__WHAT IS EXPECTED__.
Pull every line containing the word "Delete" from the records.

───── EXERCISE MATERIAL

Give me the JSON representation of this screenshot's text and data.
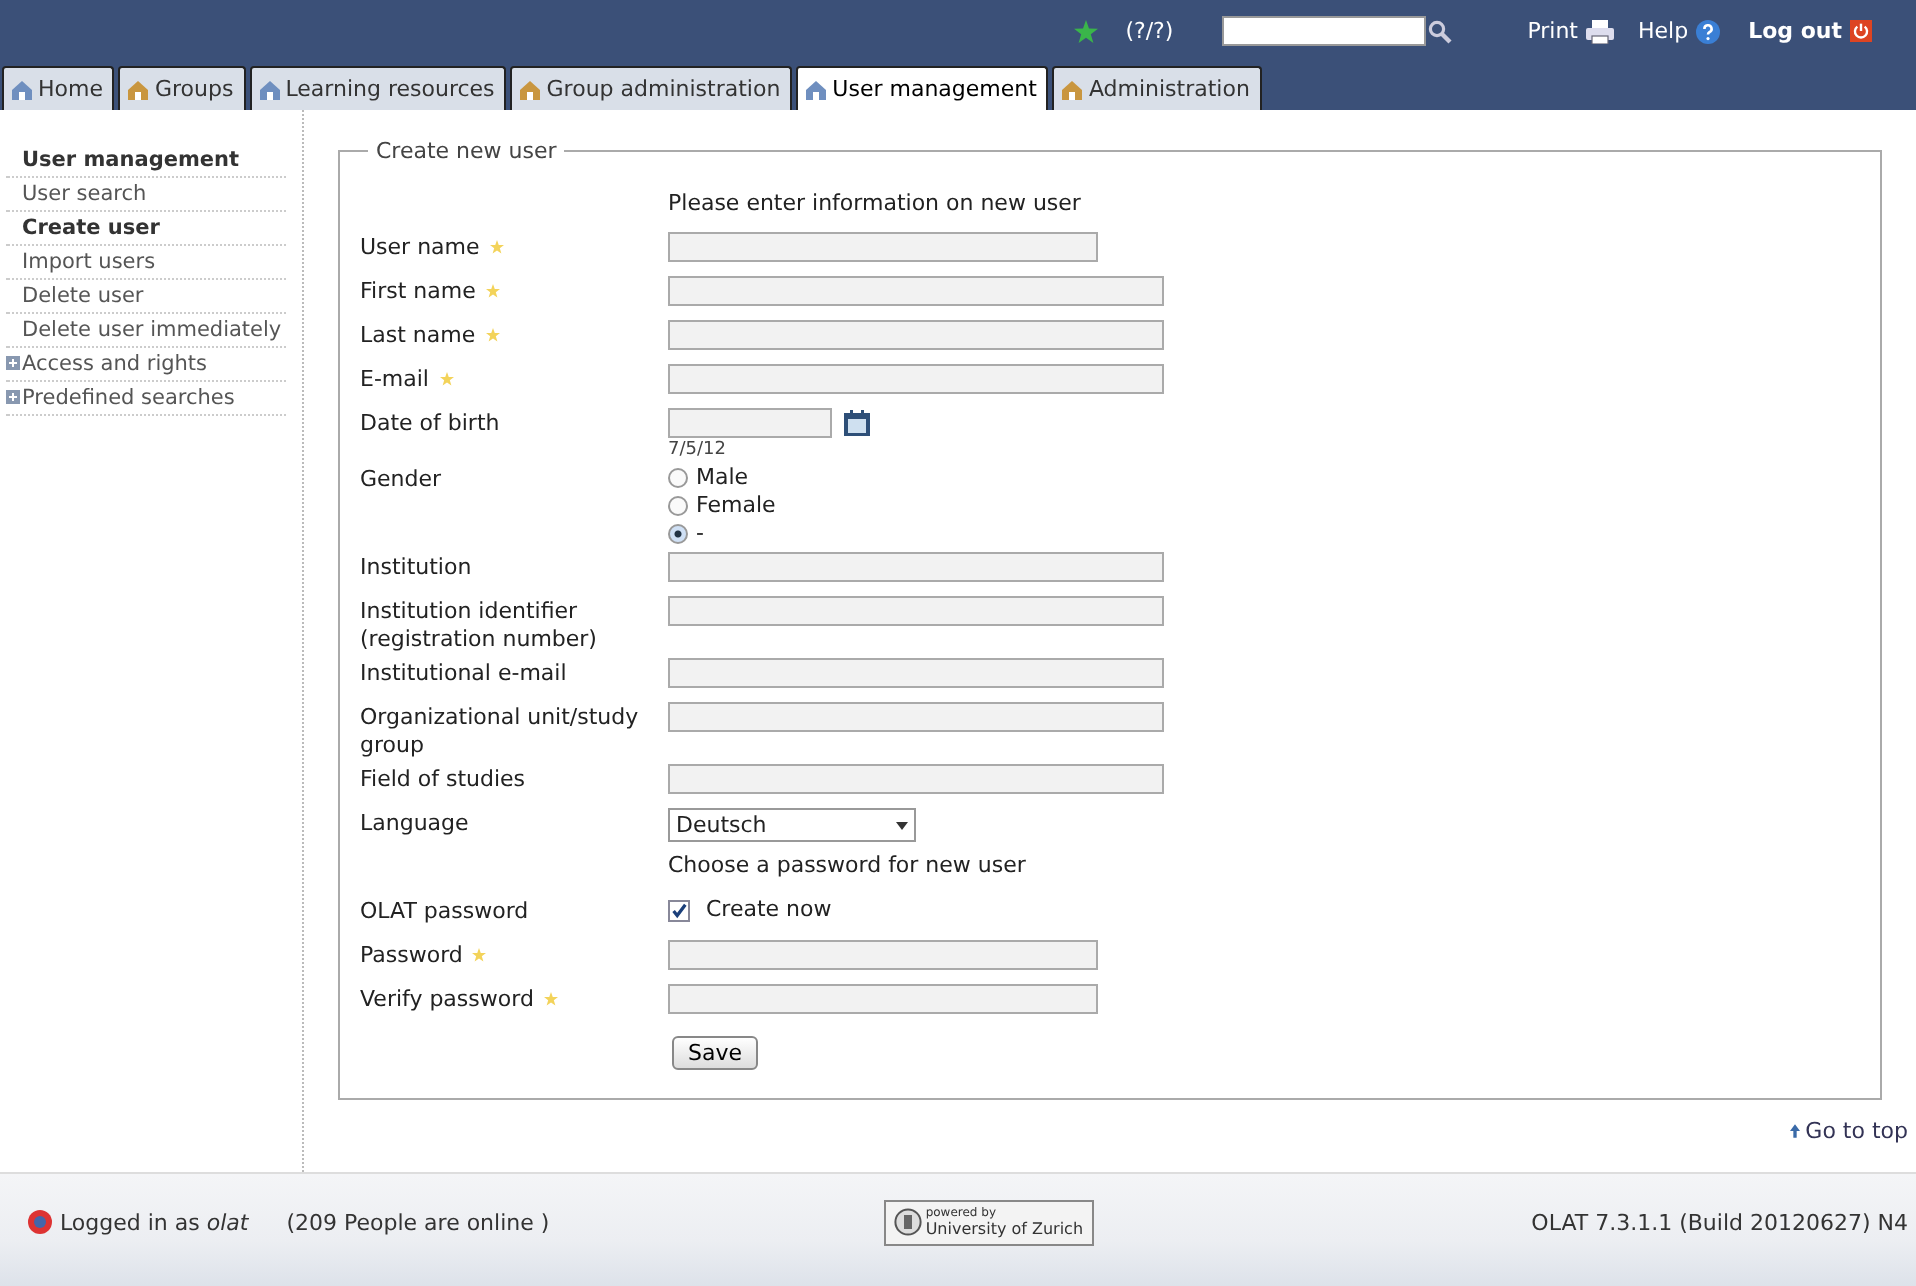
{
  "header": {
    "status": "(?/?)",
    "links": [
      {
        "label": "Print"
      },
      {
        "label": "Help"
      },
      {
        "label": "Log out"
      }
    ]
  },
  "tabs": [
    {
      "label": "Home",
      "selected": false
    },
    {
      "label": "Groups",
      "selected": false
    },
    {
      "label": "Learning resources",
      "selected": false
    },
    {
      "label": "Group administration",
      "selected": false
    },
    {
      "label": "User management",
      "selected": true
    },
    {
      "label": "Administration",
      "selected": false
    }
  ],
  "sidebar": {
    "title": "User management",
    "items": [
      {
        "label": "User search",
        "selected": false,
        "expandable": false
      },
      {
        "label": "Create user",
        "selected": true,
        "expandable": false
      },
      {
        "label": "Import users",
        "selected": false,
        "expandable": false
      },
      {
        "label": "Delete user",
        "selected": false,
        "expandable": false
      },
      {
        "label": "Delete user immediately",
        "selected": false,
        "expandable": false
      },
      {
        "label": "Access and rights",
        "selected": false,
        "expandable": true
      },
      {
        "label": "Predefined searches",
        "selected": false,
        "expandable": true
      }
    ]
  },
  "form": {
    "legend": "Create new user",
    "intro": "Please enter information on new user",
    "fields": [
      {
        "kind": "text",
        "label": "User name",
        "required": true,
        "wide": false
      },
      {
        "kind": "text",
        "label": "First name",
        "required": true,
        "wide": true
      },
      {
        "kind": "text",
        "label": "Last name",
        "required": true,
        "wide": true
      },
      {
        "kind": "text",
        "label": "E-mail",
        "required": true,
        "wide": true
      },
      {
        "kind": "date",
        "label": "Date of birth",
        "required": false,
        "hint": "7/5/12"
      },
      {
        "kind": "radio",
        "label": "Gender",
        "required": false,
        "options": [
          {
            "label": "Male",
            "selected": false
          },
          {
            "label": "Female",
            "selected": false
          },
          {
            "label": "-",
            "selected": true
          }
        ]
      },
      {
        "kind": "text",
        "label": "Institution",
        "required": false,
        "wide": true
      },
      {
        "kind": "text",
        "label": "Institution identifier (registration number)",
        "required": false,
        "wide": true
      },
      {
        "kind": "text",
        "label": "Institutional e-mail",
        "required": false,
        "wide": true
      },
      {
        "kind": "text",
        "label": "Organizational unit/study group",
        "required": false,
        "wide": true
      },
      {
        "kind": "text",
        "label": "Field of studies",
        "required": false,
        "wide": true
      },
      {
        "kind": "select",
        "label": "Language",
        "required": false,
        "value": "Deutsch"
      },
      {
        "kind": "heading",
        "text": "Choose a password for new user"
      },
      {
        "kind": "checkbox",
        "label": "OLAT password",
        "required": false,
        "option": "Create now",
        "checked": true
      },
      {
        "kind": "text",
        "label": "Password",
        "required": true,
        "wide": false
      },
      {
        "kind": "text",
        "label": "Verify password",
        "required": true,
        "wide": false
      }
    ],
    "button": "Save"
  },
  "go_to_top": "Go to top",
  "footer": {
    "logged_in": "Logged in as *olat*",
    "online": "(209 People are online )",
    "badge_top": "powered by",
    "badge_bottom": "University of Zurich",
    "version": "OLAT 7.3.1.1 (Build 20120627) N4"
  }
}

──────────
───── EXERCISE MATERIAL

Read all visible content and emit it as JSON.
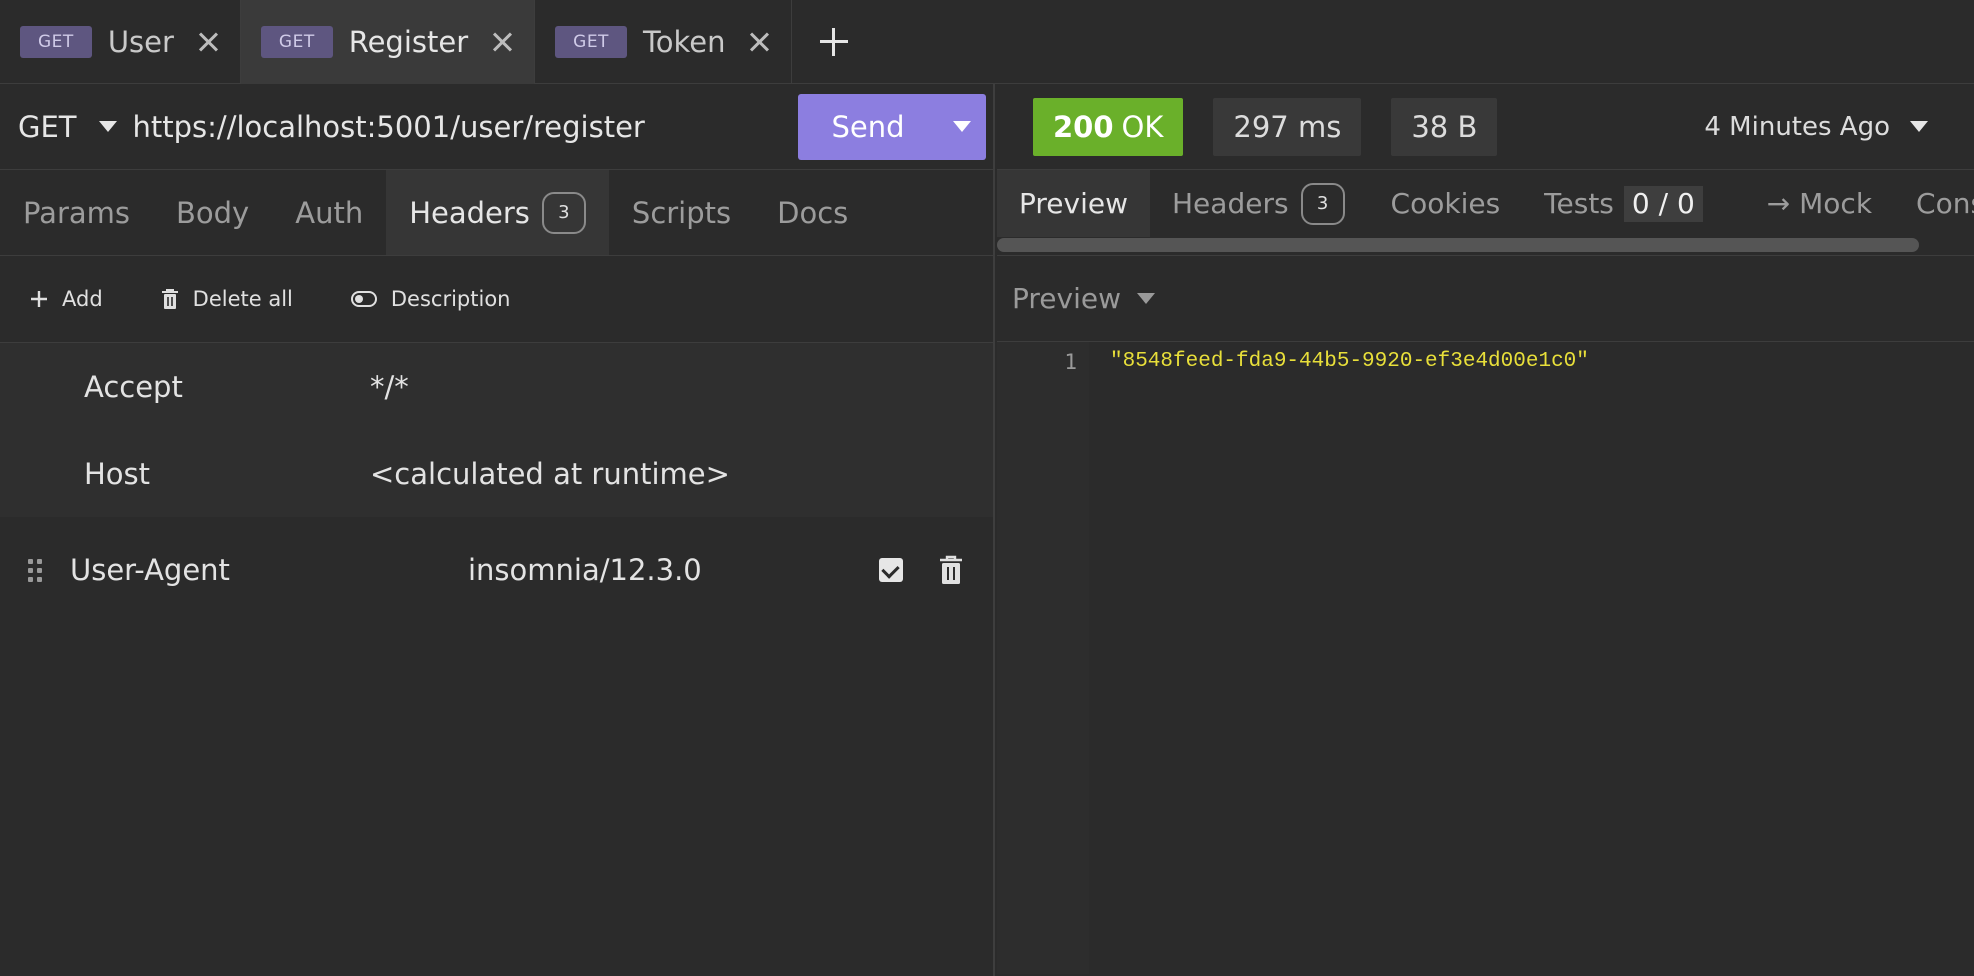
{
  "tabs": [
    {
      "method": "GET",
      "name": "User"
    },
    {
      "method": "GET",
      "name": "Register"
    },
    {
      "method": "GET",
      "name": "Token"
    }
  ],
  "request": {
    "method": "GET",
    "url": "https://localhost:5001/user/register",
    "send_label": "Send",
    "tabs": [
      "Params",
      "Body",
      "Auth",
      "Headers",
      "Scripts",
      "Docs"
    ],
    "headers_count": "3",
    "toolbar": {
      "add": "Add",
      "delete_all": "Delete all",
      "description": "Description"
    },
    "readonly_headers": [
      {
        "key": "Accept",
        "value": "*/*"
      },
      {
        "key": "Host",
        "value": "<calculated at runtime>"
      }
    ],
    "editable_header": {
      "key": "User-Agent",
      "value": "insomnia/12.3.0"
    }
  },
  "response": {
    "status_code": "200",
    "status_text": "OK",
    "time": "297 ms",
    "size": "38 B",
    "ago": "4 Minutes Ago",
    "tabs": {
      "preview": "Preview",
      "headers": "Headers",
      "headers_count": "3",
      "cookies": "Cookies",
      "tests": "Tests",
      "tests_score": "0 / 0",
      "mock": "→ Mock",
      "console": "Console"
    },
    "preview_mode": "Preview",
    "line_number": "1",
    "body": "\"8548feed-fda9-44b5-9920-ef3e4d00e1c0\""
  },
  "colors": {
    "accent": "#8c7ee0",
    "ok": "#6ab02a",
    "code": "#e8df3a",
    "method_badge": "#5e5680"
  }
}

──────────

__THE COMPLETED TASK__.
        "label": "Delete user",
        "label": "Delete user immediately",
      "delete_all": "Delete all",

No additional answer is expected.